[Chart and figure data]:
|---|

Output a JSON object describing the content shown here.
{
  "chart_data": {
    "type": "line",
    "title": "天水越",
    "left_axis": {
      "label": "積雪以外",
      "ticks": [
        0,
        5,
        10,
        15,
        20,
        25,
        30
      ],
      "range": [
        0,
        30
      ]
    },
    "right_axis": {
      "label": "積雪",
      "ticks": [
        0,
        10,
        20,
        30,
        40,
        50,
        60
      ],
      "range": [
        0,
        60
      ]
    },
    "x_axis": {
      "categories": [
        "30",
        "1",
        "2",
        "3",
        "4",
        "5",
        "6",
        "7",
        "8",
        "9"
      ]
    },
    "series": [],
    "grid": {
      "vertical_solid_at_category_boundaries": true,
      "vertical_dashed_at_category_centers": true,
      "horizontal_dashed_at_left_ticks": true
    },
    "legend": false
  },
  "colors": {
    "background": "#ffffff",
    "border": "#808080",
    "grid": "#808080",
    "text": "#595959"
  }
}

|---|

[Exercise]: Copy out all of the data exactly, leaving nothing out.

[Full solution]:
Output a JSON object describing the content shown here.
{
  "chart_data": {
    "type": "line",
    "title": "天水越",
    "left_axis": {
      "label": "積雪以外",
      "ticks": [
        0,
        5,
        10,
        15,
        20,
        25,
        30
      ],
      "range": [
        0,
        30
      ]
    },
    "right_axis": {
      "label": "積雪",
      "ticks": [
        0,
        10,
        20,
        30,
        40,
        50,
        60
      ],
      "range": [
        0,
        60
      ]
    },
    "x_axis": {
      "categories": [
        "30",
        "1",
        "2",
        "3",
        "4",
        "5",
        "6",
        "7",
        "8",
        "9"
      ]
    },
    "series": [],
    "grid": {
      "vertical_solid_at_category_boundaries": true,
      "vertical_dashed_at_category_centers": true,
      "horizontal_dashed_at_left_ticks": true
    },
    "legend": false
  },
  "colors": {
    "background": "#ffffff",
    "border": "#808080",
    "grid": "#808080",
    "text": "#595959"
  }
}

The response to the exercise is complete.